-- Data supplied start --
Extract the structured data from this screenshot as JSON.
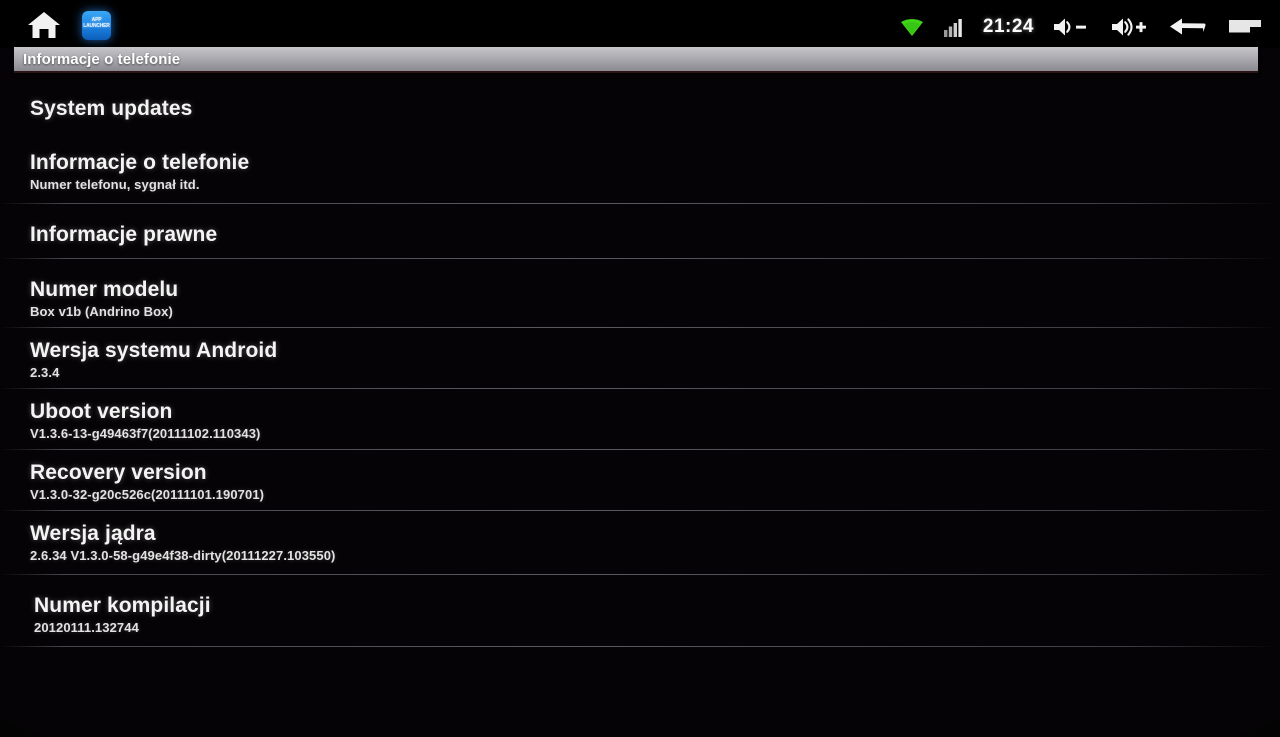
{
  "statusbar": {
    "left_icons": [
      {
        "name": "home-icon",
        "label": "Home"
      },
      {
        "name": "app-icon",
        "label": "APP\nLAUNCHER"
      }
    ],
    "wifi": {
      "name": "wifi-icon",
      "color": "#3fd41a"
    },
    "signal": {
      "name": "signal-bars-icon"
    },
    "clock": "21:24",
    "volume_down": {
      "name": "volume-down-icon",
      "label": "Volume down"
    },
    "volume_up": {
      "name": "volume-up-icon",
      "label": "Volume up"
    },
    "back": {
      "name": "back-icon",
      "label": "Back"
    },
    "menu": {
      "name": "menu-icon",
      "label": "Menu"
    }
  },
  "titlebar": {
    "title": "Informacje o telefonie"
  },
  "list": {
    "items": [
      {
        "title": "System updates",
        "subtitle": ""
      },
      {
        "title": "Informacje o telefonie",
        "subtitle": "Numer telefonu, sygnał itd."
      },
      {
        "title": "Informacje prawne",
        "subtitle": ""
      },
      {
        "title": "Numer modelu",
        "subtitle": "Box v1b (Andrino Box)"
      },
      {
        "title": "Wersja systemu Android",
        "subtitle": "2.3.4"
      },
      {
        "title": "Uboot version",
        "subtitle": "V1.3.6-13-g49463f7(20111102.110343)"
      },
      {
        "title": "Recovery version",
        "subtitle": "V1.3.0-32-g20c526c(20111101.190701)"
      },
      {
        "title": "Wersja jądra",
        "subtitle": "2.6.34  V1.3.0-58-g49e4f38-dirty(20111227.103550)"
      },
      {
        "title": "Numer kompilacji",
        "subtitle": "20120111.132744"
      }
    ]
  }
}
-- Data supplied end --
■ Task
Each entry above is to be written out again unchanged, apart from the pictures, which are left out.

■ Answer to this problem
Extract the structured data from this screenshot as JSON.
{
  "statusbar": {
    "left_icons": [
      {
        "name": "home-icon",
        "label": "Home"
      },
      {
        "name": "app-icon",
        "label": "APP\nLAUNCHER"
      }
    ],
    "wifi": {
      "name": "wifi-icon",
      "color": "#3fd41a"
    },
    "signal": {
      "name": "signal-bars-icon"
    },
    "clock": "21:24",
    "volume_down": {
      "name": "volume-down-icon",
      "label": "Volume down"
    },
    "volume_up": {
      "name": "volume-up-icon",
      "label": "Volume up"
    },
    "back": {
      "name": "back-icon",
      "label": "Back"
    },
    "menu": {
      "name": "menu-icon",
      "label": "Menu"
    }
  },
  "titlebar": {
    "title": "Informacje o telefonie"
  },
  "list": {
    "items": [
      {
        "title": "System updates",
        "subtitle": ""
      },
      {
        "title": "Informacje o telefonie",
        "subtitle": "Numer telefonu, sygnał itd."
      },
      {
        "title": "Informacje prawne",
        "subtitle": ""
      },
      {
        "title": "Numer modelu",
        "subtitle": "Box v1b (Andrino Box)"
      },
      {
        "title": "Wersja systemu Android",
        "subtitle": "2.3.4"
      },
      {
        "title": "Uboot version",
        "subtitle": "V1.3.6-13-g49463f7(20111102.110343)"
      },
      {
        "title": "Recovery version",
        "subtitle": "V1.3.0-32-g20c526c(20111101.190701)"
      },
      {
        "title": "Wersja jądra",
        "subtitle": "2.6.34  V1.3.0-58-g49e4f38-dirty(20111227.103550)"
      },
      {
        "title": "Numer kompilacji",
        "subtitle": "20120111.132744"
      }
    ]
  }
}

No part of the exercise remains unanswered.